==== MATERIAL FOR THE TASK
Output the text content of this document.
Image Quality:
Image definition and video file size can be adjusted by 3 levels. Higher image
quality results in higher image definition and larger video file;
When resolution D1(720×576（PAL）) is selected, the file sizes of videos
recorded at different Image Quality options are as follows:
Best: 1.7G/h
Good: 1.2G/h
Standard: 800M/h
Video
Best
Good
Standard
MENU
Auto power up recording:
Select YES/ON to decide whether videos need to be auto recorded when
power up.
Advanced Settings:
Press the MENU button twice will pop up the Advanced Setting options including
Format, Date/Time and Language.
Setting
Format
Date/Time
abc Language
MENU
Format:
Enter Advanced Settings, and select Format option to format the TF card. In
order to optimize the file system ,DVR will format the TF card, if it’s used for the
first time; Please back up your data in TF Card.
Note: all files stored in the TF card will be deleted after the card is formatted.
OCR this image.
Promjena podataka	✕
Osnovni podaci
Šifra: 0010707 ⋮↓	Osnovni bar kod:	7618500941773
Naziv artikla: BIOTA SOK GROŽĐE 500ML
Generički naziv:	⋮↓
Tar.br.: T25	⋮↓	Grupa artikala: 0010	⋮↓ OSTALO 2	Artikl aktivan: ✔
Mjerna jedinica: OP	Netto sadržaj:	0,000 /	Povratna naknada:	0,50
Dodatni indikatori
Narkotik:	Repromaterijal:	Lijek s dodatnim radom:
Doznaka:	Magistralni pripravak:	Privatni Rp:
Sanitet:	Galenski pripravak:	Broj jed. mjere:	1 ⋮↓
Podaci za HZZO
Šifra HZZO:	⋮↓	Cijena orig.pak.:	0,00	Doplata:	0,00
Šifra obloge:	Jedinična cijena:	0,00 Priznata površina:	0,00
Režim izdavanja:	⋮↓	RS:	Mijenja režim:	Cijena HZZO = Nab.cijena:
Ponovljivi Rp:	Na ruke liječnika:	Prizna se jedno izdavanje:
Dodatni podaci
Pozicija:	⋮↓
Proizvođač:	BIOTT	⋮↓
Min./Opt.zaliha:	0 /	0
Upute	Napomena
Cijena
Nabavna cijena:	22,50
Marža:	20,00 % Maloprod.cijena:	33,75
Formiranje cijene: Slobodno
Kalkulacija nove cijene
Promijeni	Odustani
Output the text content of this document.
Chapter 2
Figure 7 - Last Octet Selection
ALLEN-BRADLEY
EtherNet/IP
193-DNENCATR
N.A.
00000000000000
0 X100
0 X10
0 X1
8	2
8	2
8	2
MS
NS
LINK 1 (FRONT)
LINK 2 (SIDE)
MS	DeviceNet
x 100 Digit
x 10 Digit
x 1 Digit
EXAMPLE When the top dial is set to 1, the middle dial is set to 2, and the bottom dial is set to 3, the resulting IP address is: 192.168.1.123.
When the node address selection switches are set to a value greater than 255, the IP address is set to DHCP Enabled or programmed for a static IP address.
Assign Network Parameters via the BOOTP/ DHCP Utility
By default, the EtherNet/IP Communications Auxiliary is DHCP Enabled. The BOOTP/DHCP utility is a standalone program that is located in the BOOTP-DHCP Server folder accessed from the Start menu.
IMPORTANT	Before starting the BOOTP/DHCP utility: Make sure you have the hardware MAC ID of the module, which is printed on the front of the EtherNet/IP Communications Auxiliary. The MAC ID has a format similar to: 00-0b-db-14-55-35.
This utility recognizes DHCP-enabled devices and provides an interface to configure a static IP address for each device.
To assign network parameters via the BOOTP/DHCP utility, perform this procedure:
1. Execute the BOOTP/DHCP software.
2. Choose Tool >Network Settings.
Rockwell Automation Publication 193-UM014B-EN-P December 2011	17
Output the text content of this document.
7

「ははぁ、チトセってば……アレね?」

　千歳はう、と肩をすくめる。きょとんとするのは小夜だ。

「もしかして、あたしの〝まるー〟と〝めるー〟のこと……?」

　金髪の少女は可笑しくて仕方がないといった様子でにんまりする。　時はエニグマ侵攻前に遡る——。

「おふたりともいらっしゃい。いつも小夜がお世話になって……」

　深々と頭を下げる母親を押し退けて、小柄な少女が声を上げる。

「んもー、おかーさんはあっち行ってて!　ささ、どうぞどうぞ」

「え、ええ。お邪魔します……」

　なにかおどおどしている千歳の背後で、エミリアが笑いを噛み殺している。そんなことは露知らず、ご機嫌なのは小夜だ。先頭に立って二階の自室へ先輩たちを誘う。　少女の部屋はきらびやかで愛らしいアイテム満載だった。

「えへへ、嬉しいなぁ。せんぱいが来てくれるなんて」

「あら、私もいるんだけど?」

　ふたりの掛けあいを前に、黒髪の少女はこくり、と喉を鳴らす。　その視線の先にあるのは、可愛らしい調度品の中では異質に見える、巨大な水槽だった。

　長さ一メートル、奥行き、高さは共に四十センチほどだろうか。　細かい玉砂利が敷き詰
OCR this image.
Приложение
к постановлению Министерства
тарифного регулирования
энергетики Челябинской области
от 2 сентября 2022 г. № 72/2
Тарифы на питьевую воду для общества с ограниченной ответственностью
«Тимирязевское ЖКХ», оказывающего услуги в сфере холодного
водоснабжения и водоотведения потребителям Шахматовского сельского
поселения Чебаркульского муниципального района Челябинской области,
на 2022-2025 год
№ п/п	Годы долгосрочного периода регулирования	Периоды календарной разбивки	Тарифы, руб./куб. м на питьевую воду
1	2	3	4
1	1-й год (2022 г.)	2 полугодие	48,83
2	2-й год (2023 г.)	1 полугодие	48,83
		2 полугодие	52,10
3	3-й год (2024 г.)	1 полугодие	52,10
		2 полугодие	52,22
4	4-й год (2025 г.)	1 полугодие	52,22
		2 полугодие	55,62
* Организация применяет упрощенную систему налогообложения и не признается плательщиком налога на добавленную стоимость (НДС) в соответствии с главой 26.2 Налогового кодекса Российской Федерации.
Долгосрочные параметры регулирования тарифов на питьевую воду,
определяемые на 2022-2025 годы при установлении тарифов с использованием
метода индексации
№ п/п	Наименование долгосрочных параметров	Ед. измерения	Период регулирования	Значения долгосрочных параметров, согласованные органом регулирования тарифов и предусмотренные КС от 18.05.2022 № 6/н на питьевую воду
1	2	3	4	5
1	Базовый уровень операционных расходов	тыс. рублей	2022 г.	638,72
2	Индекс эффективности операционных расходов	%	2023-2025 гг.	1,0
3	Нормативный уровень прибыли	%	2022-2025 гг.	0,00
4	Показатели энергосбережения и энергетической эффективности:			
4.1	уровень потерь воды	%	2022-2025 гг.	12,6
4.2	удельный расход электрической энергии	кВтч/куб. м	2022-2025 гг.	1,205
========
* [WORK INSTRUCTIONS]
Return the full listing, character for character.

* [OUTPUT BELOW]
Output the text content of this document.
Image Quality:
Image definition and video file size can be adjusted by 3 levels. Higher image
quality results in higher image definition and larger video file;
When resolution D1(720×576（PAL）) is selected, the file sizes of videos
recorded at different Image Quality options are as follows:
Best: 1.7G/h
Good: 1.2G/h
Standard: 800M/h
Video
Best
Good
Standard
MENU
Auto power up recording:
Select YES/ON to decide whether videos need to be auto recorded when
power up.
Advanced Settings:
Press the MENU button twice will pop up the Advanced Setting options including
Format, Date/Time and Language.
Setting
Format
Date/Time
abc Language
MENU
Format:
Enter Advanced Settings, and select Format option to format the TF card. In
order to optimize the file system ,DVR will format the TF card, if it’s used for the
first time; Please back up your data in TF Card.
Note: all files stored in the TF card will be deleted after the card is formatted.
OCR this image.
Promjena podataka	✕
Osnovni podaci
Šifra: 0010707 ⋮↓	Osnovni bar kod:	7618500941773
Naziv artikla: BIOTA SOK GROŽĐE 500ML
Generički naziv:	⋮↓
Tar.br.: T25	⋮↓	Grupa artikala: 0010	⋮↓ OSTALO 2	Artikl aktivan: ✔
Mjerna jedinica: OP	Netto sadržaj:	0,000 /	Povratna naknada:	0,50
Dodatni indikatori
Narkotik:	Repromaterijal:	Lijek s dodatnim radom:
Doznaka:	Magistralni pripravak:	Privatni Rp:
Sanitet:	Galenski pripravak:	Broj jed. mjere:	1 ⋮↓
Podaci za HZZO
Šifra HZZO:	⋮↓	Cijena orig.pak.:	0,00	Doplata:	0,00
Šifra obloge:	Jedinična cijena:	0,00 Priznata površina:	0,00
Režim izdavanja:	⋮↓	RS:	Mijenja režim:	Cijena HZZO = Nab.cijena:
Ponovljivi Rp:	Na ruke liječnika:	Prizna se jedno izdavanje:
Dodatni podaci
Pozicija:	⋮↓
Proizvođač:	BIOTT	⋮↓
Min./Opt.zaliha:	0 /	0
Upute	Napomena
Cijena
Nabavna cijena:	22,50
Marža:	20,00 % Maloprod.cijena:	33,75
Formiranje cijene: Slobodno
Kalkulacija nove cijene
Promijeni	Odustani
Output the text content of this document.
Chapter 2
Figure 7 - Last Octet Selection
ALLEN-BRADLEY
EtherNet/IP
193-DNENCATR
N.A.
00000000000000
0 X100
0 X10
0 X1
8	2
8	2
8	2
MS
NS
LINK 1 (FRONT)
LINK 2 (SIDE)
MS	DeviceNet
x 100 Digit
x 10 Digit
x 1 Digit
EXAMPLE When the top dial is set to 1, the middle dial is set to 2, and the bottom dial is set to 3, the resulting IP address is: 192.168.1.123.
When the node address selection switches are set to a value greater than 255, the IP address is set to DHCP Enabled or programmed for a static IP address.
Assign Network Parameters via the BOOTP/ DHCP Utility
By default, the EtherNet/IP Communications Auxiliary is DHCP Enabled. The BOOTP/DHCP utility is a standalone program that is located in the BOOTP-DHCP Server folder accessed from the Start menu.
IMPORTANT	Before starting the BOOTP/DHCP utility: Make sure you have the hardware MAC ID of the module, which is printed on the front of the EtherNet/IP Communications Auxiliary. The MAC ID has a format similar to: 00-0b-db-14-55-35.
This utility recognizes DHCP-enabled devices and provides an interface to configure a static IP address for each device.
To assign network parameters via the BOOTP/DHCP utility, perform this procedure:
1. Execute the BOOTP/DHCP software.
2. Choose Tool >Network Settings.
Rockwell Automation Publication 193-UM014B-EN-P December 2011	17
Output the text content of this document.
7

「ははぁ、チトセってば……アレね?」

　千歳はう、と肩をすくめる。きょとんとするのは小夜だ。

「もしかして、あたしの〝まるー〟と〝めるー〟のこと……?」

　金髪の少女は可笑しくて仕方がないといった様子でにんまりする。　時はエニグマ侵攻前に遡る——。

「おふたりともいらっしゃい。いつも小夜がお世話になって……」

　深々と頭を下げる母親を押し退けて、小柄な少女が声を上げる。

「んもー、おかーさんはあっち行ってて!　ささ、どうぞどうぞ」

「え、ええ。お邪魔します……」

　なにかおどおどしている千歳の背後で、エミリアが笑いを噛み殺している。そんなことは露知らず、ご機嫌なのは小夜だ。先頭に立って二階の自室へ先輩たちを誘う。　少女の部屋はきらびやかで愛らしいアイテム満載だった。

「えへへ、嬉しいなぁ。せんぱいが来てくれるなんて」

「あら、私もいるんだけど?」

　ふたりの掛けあいを前に、黒髪の少女はこくり、と喉を鳴らす。　その視線の先にあるのは、可愛らしい調度品の中では異質に見える、巨大な水槽だった。

　長さ一メートル、奥行き、高さは共に四十センチほどだろうか。　細かい玉砂利が敷き詰
OCR this image.
Приложение
к постановлению Министерства
тарифного регулирования
энергетики Челябинской области
от 2 сентября 2022 г. № 72/2
Тарифы на питьевую воду для общества с ограниченной ответственностью
«Тимирязевское ЖКХ», оказывающего услуги в сфере холодного
водоснабжения и водоотведения потребителям Шахматовского сельского
поселения Чебаркульского муниципального района Челябинской области,
на 2022-2025 год
№ п/п	Годы долгосрочного периода регулирования	Периоды календарной разбивки	Тарифы, руб./куб. м на питьевую воду
1	2	3	4
1	1-й год (2022 г.)	2 полугодие	48,83
2	2-й год (2023 г.)	1 полугодие	48,83
		2 полугодие	52,10
3	3-й год (2024 г.)	1 полугодие	52,10
		2 полугодие	52,22
4	4-й год (2025 г.)	1 полугодие	52,22
		2 полугодие	55,62
* Организация применяет упрощенную систему налогообложения и не признается плательщиком налога на добавленную стоимость (НДС) в соответствии с главой 26.2 Налогового кодекса Российской Федерации.
Долгосрочные параметры регулирования тарифов на питьевую воду,
определяемые на 2022-2025 годы при установлении тарифов с использованием
метода индексации
№ п/п	Наименование долгосрочных параметров	Ед. измерения	Период регулирования	Значения долгосрочных параметров, согласованные органом регулирования тарифов и предусмотренные КС от 18.05.2022 № 6/н на питьевую воду
1	2	3	4	5
1	Базовый уровень операционных расходов	тыс. рублей	2022 г.	638,72
2	Индекс эффективности операционных расходов	%	2023-2025 гг.	1,0
3	Нормативный уровень прибыли	%	2022-2025 гг.	0,00
4	Показатели энергосбережения и энергетической эффективности:			
4.1	уровень потерь воды	%	2022-2025 гг.	12,6
4.2	удельный расход электрической энергии	кВтч/куб. м	2022-2025 гг.	1,205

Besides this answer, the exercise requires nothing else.